__MATERIAL PROVIDED__
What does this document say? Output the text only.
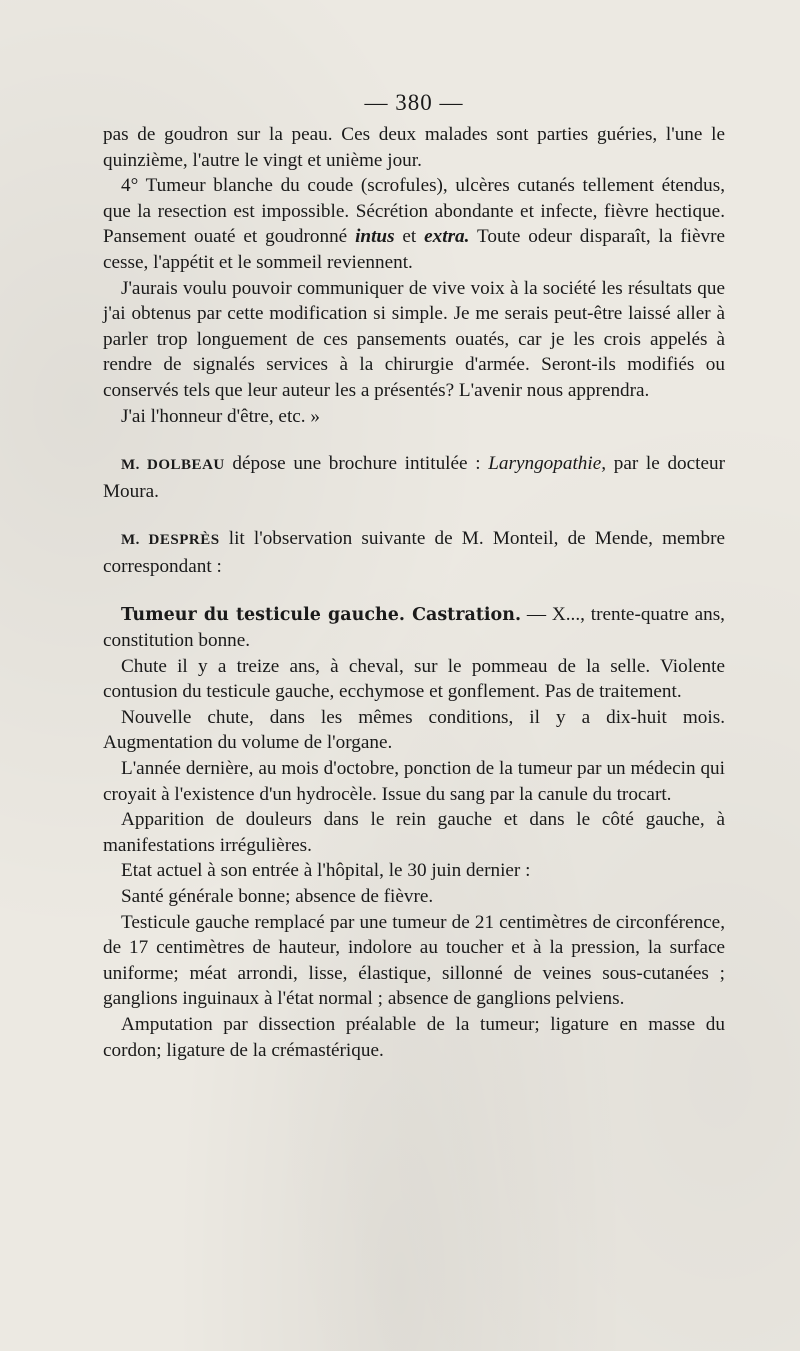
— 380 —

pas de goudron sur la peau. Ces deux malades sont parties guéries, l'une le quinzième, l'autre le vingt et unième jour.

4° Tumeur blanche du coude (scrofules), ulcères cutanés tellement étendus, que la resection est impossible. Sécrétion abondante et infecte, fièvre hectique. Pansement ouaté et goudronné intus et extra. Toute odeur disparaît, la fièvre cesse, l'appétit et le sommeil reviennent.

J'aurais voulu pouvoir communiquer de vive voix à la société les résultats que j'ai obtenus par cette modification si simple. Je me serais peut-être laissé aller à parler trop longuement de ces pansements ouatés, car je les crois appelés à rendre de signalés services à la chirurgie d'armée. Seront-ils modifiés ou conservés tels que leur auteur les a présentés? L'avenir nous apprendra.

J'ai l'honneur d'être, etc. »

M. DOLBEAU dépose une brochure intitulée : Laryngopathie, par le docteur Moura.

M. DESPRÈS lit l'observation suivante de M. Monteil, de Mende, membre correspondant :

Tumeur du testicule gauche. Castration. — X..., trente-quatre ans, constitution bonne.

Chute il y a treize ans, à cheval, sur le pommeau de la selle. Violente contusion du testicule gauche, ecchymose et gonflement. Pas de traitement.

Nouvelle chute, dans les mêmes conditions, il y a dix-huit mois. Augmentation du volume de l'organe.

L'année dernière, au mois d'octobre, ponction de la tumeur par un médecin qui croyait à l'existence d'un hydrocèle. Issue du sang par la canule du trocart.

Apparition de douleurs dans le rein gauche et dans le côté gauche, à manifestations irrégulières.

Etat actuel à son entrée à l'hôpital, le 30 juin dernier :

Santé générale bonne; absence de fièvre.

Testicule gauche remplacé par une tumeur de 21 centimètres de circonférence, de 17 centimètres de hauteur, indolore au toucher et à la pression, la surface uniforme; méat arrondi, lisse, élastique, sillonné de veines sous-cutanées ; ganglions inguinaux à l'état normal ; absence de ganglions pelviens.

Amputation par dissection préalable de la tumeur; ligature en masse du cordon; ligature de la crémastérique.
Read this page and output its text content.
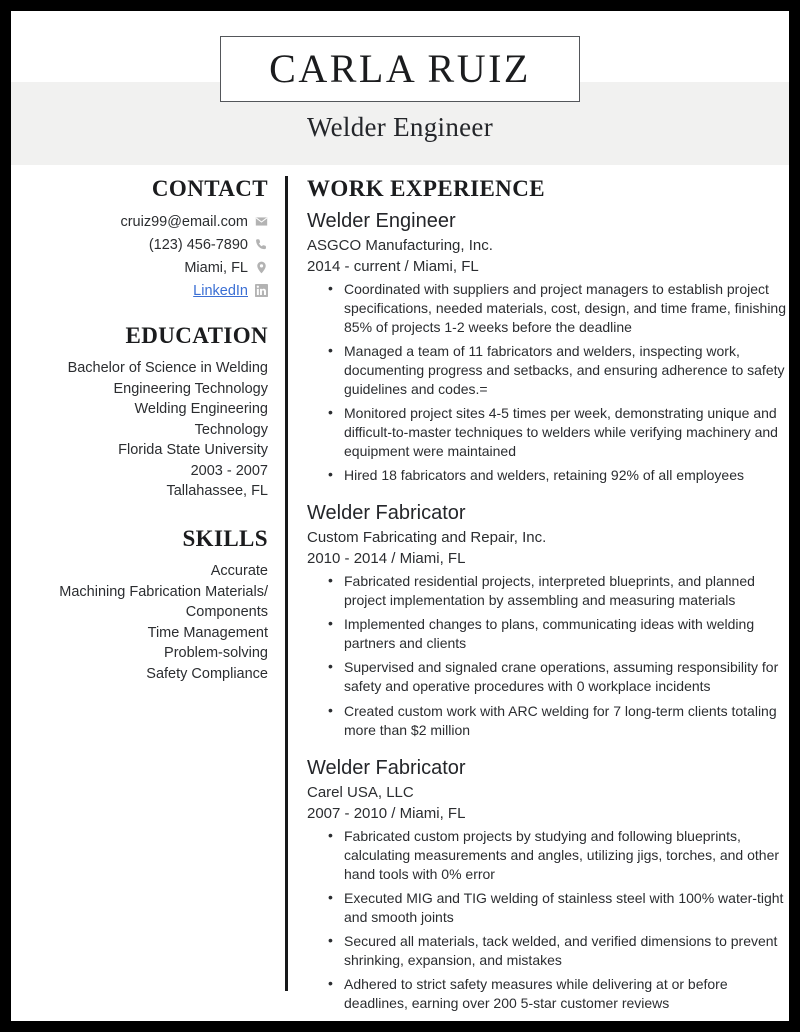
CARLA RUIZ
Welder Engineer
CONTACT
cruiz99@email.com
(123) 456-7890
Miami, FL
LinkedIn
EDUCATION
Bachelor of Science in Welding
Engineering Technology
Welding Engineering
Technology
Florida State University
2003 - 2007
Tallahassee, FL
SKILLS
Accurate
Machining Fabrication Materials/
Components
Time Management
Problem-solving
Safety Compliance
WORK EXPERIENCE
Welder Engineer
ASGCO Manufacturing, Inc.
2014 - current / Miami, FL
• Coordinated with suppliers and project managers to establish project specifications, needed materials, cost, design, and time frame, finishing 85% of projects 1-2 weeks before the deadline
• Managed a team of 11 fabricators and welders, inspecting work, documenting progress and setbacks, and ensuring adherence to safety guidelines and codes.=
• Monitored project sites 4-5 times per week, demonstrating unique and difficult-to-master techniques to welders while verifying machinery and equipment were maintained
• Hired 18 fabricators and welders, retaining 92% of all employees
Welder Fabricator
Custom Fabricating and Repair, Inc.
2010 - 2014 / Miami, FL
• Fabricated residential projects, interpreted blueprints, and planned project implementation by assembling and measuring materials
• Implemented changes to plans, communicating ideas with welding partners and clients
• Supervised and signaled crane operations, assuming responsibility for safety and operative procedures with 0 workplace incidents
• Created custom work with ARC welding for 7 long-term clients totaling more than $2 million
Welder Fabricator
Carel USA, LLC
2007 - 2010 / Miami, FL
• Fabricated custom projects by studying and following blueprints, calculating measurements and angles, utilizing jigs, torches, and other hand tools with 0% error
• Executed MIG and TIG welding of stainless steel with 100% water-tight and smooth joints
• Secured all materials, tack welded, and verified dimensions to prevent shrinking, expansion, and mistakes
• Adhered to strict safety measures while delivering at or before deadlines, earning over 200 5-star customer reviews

__EXERCISE DETAILS__
Return the listing above in full and without alteration, excluding its pictures.

__EXERCISE ANSWER__
What does this document say? Output the text only.
— 380 —

pas de goudron sur la peau. Ces deux malades sont parties guéries, l'une le quinzième, l'autre le vingt et unième jour.

4° Tumeur blanche du coude (scrofules), ulcères cutanés tellement étendus, que la resection est impossible. Sécrétion abondante et infecte, fièvre hectique. Pansement ouaté et goudronné intus et extra. Toute odeur disparaît, la fièvre cesse, l'appétit et le sommeil reviennent.

J'aurais voulu pouvoir communiquer de vive voix à la société les résultats que j'ai obtenus par cette modification si simple. Je me serais peut-être laissé aller à parler trop longuement de ces pansements ouatés, car je les crois appelés à rendre de signalés services à la chirurgie d'armée. Seront-ils modifiés ou conservés tels que leur auteur les a présentés? L'avenir nous apprendra.

J'ai l'honneur d'être, etc. »

M. DOLBEAU dépose une brochure intitulée : Laryngopathie, par le docteur Moura.

M. DESPRÈS lit l'observation suivante de M. Monteil, de Mende, membre correspondant :

Tumeur du testicule gauche. Castration. — X..., trente-quatre ans, constitution bonne.

Chute il y a treize ans, à cheval, sur le pommeau de la selle. Violente contusion du testicule gauche, ecchymose et gonflement. Pas de traitement.

Nouvelle chute, dans les mêmes conditions, il y a dix-huit mois. Augmentation du volume de l'organe.

L'année dernière, au mois d'octobre, ponction de la tumeur par un médecin qui croyait à l'existence d'un hydrocèle. Issue du sang par la canule du trocart.

Apparition de douleurs dans le rein gauche et dans le côté gauche, à manifestations irrégulières.

Etat actuel à son entrée à l'hôpital, le 30 juin dernier :

Santé générale bonne; absence de fièvre.

Testicule gauche remplacé par une tumeur de 21 centimètres de circonférence, de 17 centimètres de hauteur, indolore au toucher et à la pression, la surface uniforme; méat arrondi, lisse, élastique, sillonné de veines sous-cutanées ; ganglions inguinaux à l'état normal ; absence de ganglions pelviens.

Amputation par dissection préalable de la tumeur; ligature en masse du cordon; ligature de la crémastérique.
Read this page and output its text content.
CARLA RUIZ
Welder Engineer
CONTACT
cruiz99@email.com
(123) 456-7890
Miami, FL
LinkedIn
EDUCATION
Bachelor of Science in Welding
Engineering Technology
Welding Engineering
Technology
Florida State University
2003 - 2007
Tallahassee, FL
SKILLS
Accurate
Machining Fabrication Materials/
Components
Time Management
Problem-solving
Safety Compliance
WORK EXPERIENCE
Welder Engineer
ASGCO Manufacturing, Inc.
2014 - current / Miami, FL
• Coordinated with suppliers and project managers to establish project specifications, needed materials, cost, design, and time frame, finishing 85% of projects 1-2 weeks before the deadline
• Managed a team of 11 fabricators and welders, inspecting work, documenting progress and setbacks, and ensuring adherence to safety guidelines and codes.=
• Monitored project sites 4-5 times per week, demonstrating unique and difficult-to-master techniques to welders while verifying machinery and equipment were maintained
• Hired 18 fabricators and welders, retaining 92% of all employees
Welder Fabricator
Custom Fabricating and Repair, Inc.
2010 - 2014 / Miami, FL
• Fabricated residential projects, interpreted blueprints, and planned project implementation by assembling and measuring materials
• Implemented changes to plans, communicating ideas with welding partners and clients
• Supervised and signaled crane operations, assuming responsibility for safety and operative procedures with 0 workplace incidents
• Created custom work with ARC welding for 7 long-term clients totaling more than $2 million
Welder Fabricator
Carel USA, LLC
2007 - 2010 / Miami, FL
• Fabricated custom projects by studying and following blueprints, calculating measurements and angles, utilizing jigs, torches, and other hand tools with 0% error
• Executed MIG and TIG welding of stainless steel with 100% water-tight and smooth joints
• Secured all materials, tack welded, and verified dimensions to prevent shrinking, expansion, and mistakes
• Adhered to strict safety measures while delivering at or before deadlines, earning over 200 5-star customer reviews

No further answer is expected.